*Figure content listings*:
※ ※ ※
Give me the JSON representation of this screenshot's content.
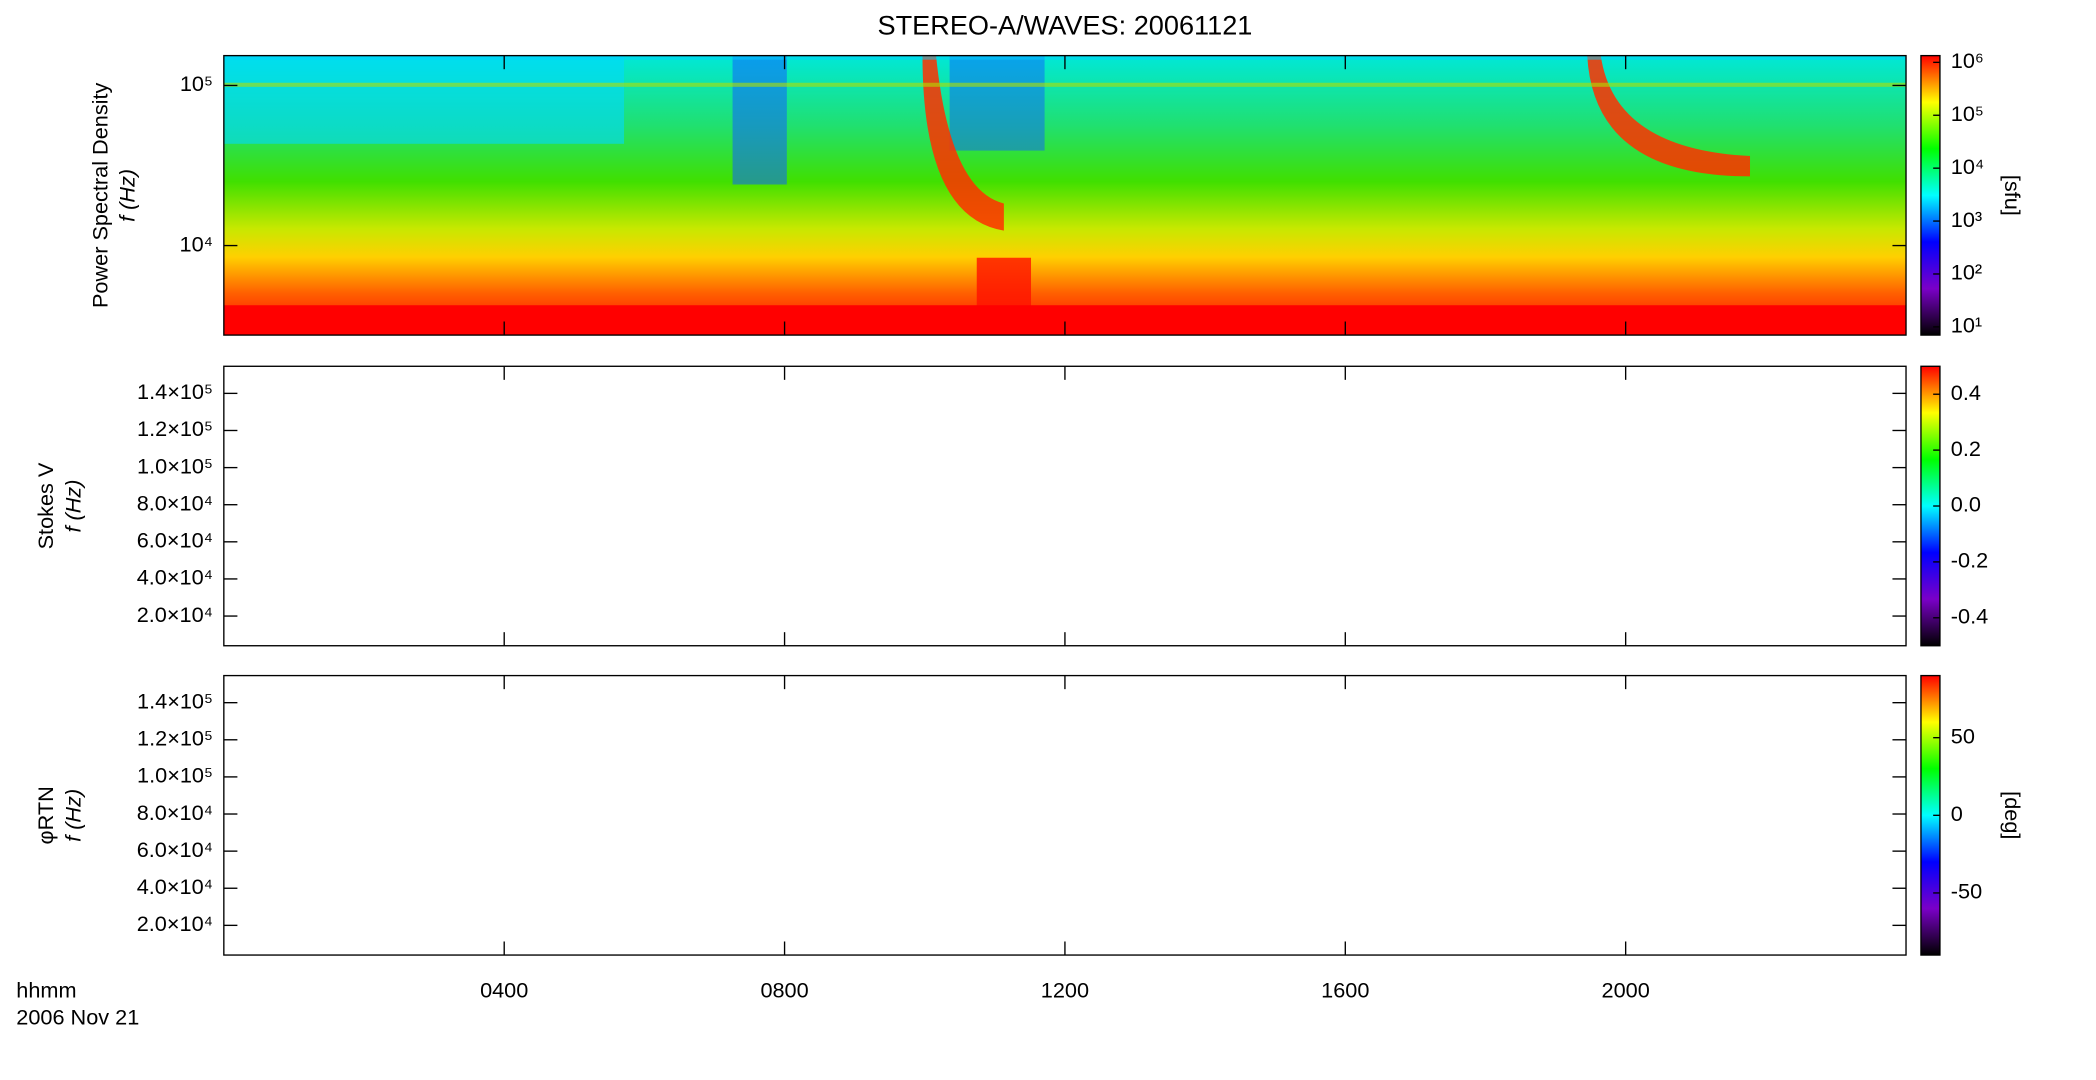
{
  "chart_data": [
    {
      "type": "heatmap",
      "title": "STEREO-A/WAVES: 20061121",
      "ylabel": [
        "Power Spectral Density",
        "f (Hz)"
      ],
      "yscale": "log",
      "ylim": [
        2760,
        153600
      ],
      "yticks": [
        {
          "value": 10000,
          "label": "10⁴"
        },
        {
          "value": 100000,
          "label": "10⁵"
        }
      ],
      "xlim": [
        0,
        24
      ],
      "colorbar": {
        "scale": "log",
        "lim": [
          7,
          1340000
        ],
        "label": "[sfu]",
        "ticks": [
          {
            "value": 10,
            "label": "10¹"
          },
          {
            "value": 100,
            "label": "10²"
          },
          {
            "value": 1000,
            "label": "10³"
          },
          {
            "value": 10000,
            "label": "10⁴"
          },
          {
            "value": 100000,
            "label": "10⁵"
          },
          {
            "value": 1000000,
            "label": "10⁶"
          }
        ]
      },
      "colormap": [
        "#000000",
        "#7a00c8",
        "#0000ff",
        "#00ffff",
        "#00ff00",
        "#ffff00",
        "#ff0000"
      ]
    },
    {
      "type": "heatmap",
      "ylabel": [
        "Stokes V",
        "f (Hz)"
      ],
      "yscale": "linear",
      "ylim": [
        4000,
        154600
      ],
      "yticks": [
        {
          "value": 20000,
          "label": "2.0×10⁴"
        },
        {
          "value": 40000,
          "label": "4.0×10⁴"
        },
        {
          "value": 60000,
          "label": "6.0×10⁴"
        },
        {
          "value": 80000,
          "label": "8.0×10⁴"
        },
        {
          "value": 100000,
          "label": "1.0×10⁵"
        },
        {
          "value": 120000,
          "label": "1.2×10⁵"
        },
        {
          "value": 140000,
          "label": "1.4×10⁵"
        }
      ],
      "xlim": [
        0,
        24
      ],
      "colorbar": {
        "scale": "linear",
        "lim": [
          -0.5,
          0.5
        ],
        "ticks": [
          -0.4,
          -0.2,
          {
            "value": 0,
            "label": "0.0"
          },
          0.2,
          0.4
        ]
      },
      "colormap": [
        "#000000",
        "#7a00c8",
        "#0000ff",
        "#00ffff",
        "#00ff00",
        "#ffff00",
        "#ff0000"
      ]
    },
    {
      "type": "heatmap",
      "ylabel": [
        "φRTN",
        "f (Hz)"
      ],
      "yscale": "linear",
      "ylim": [
        4000,
        154600
      ],
      "yticks": [
        {
          "value": 20000,
          "label": "2.0×10⁴"
        },
        {
          "value": 40000,
          "label": "4.0×10⁴"
        },
        {
          "value": 60000,
          "label": "6.0×10⁴"
        },
        {
          "value": 80000,
          "label": "8.0×10⁴"
        },
        {
          "value": 100000,
          "label": "1.0×10⁵"
        },
        {
          "value": 120000,
          "label": "1.2×10⁵"
        },
        {
          "value": 140000,
          "label": "1.4×10⁵"
        }
      ],
      "xlim": [
        0,
        24
      ],
      "xticks": [
        {
          "value": 4,
          "label": "0400"
        },
        {
          "value": 8,
          "label": "0800"
        },
        {
          "value": 12,
          "label": "1200"
        },
        {
          "value": 16,
          "label": "1600"
        },
        {
          "value": 20,
          "label": "2000"
        }
      ],
      "xlabel": [
        "hhmm",
        "2006 Nov 21"
      ],
      "colorbar": {
        "scale": "linear",
        "lim": [
          -90,
          90
        ],
        "label": "[deg]",
        "ticks": [
          -50,
          0,
          50
        ]
      },
      "colormap": [
        "#000000",
        "#7a00c8",
        "#0000ff",
        "#00ffff",
        "#00ff00",
        "#ffff00",
        "#ff0000"
      ]
    }
  ]
}
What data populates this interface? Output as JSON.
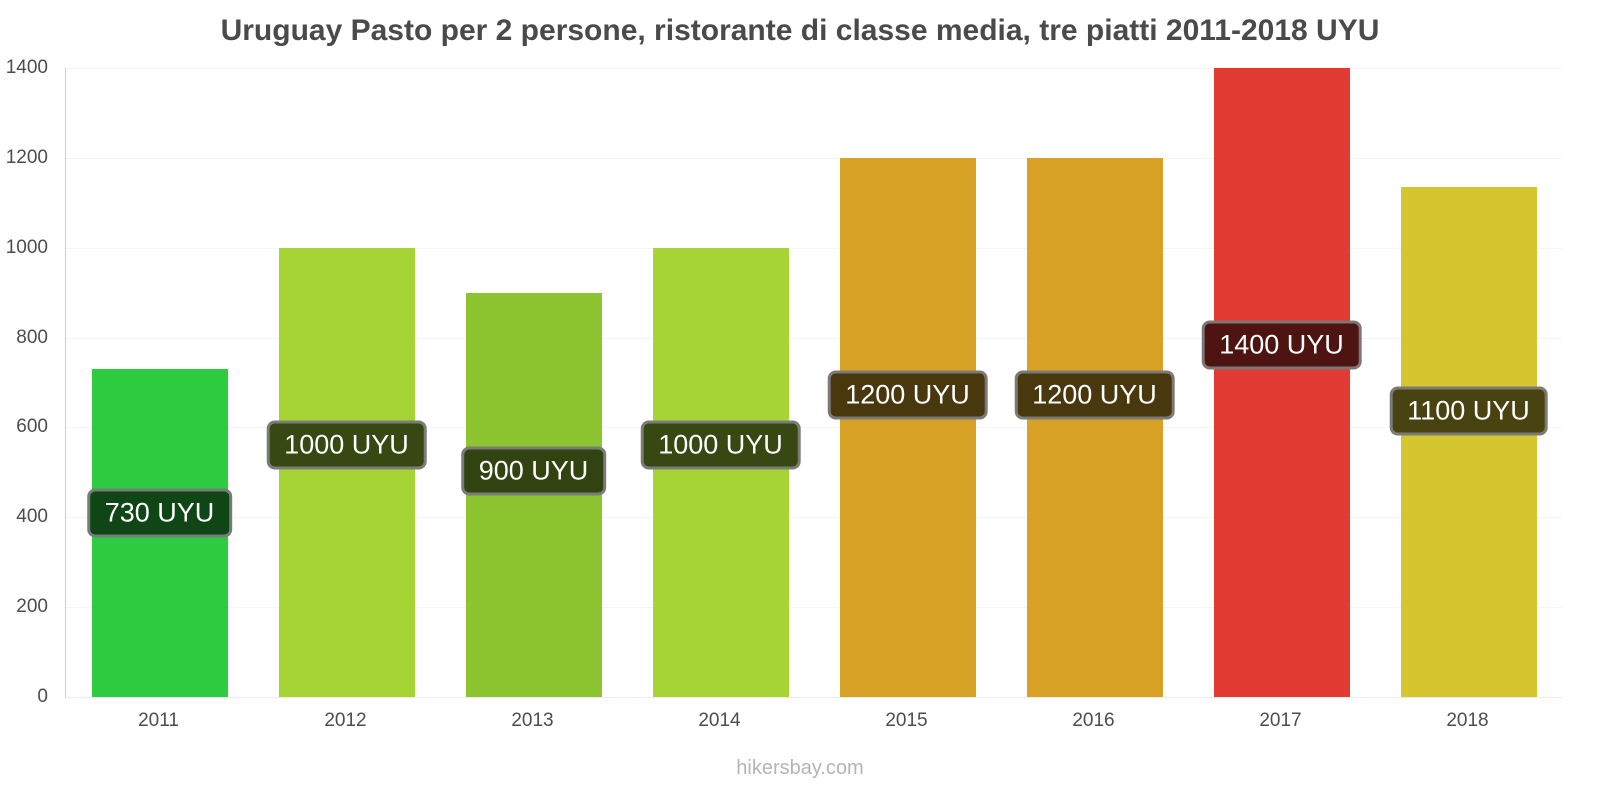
{
  "title": "Uruguay Pasto per 2 persone, ristorante di classe media, tre piatti 2011-2018 UYU",
  "footer": "hikersbay.com",
  "chart_data": {
    "type": "bar",
    "title": "Uruguay Pasto per 2 persone, ristorante di classe media, tre piatti 2011-2018 UYU",
    "categories": [
      "2011",
      "2012",
      "2013",
      "2014",
      "2015",
      "2016",
      "2017",
      "2018"
    ],
    "values": [
      730,
      1000,
      900,
      1000,
      1200,
      1200,
      1400,
      1100
    ],
    "value_labels": [
      "730 UYU",
      "1000 UYU",
      "900 UYU",
      "1000 UYU",
      "1200 UYU",
      "1200 UYU",
      "1400 UYU",
      "1100 UYU"
    ],
    "bar_heights_uyu": [
      730,
      1000,
      900,
      1000,
      1200,
      1200,
      1400,
      1135
    ],
    "colors": [
      "#2ECC40",
      "#A6D435",
      "#8CC52F",
      "#A6D435",
      "#D8A227",
      "#D8A227",
      "#E23B33",
      "#D5C52F"
    ],
    "xlabel": "",
    "ylabel": "",
    "ylim": [
      0,
      1400
    ],
    "yticks": [
      0,
      200,
      400,
      600,
      800,
      1000,
      1200,
      1400
    ],
    "grid": "faint-horizontal",
    "legend": "none",
    "currency": "UYU"
  }
}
※ ※ ※
*Written task*: Search the entries for the word "this" and gather every line where it appears.

*Exercise output*:
Give me the JSON representation of this screenshot's content.
What data populates this interface? Output as JSON.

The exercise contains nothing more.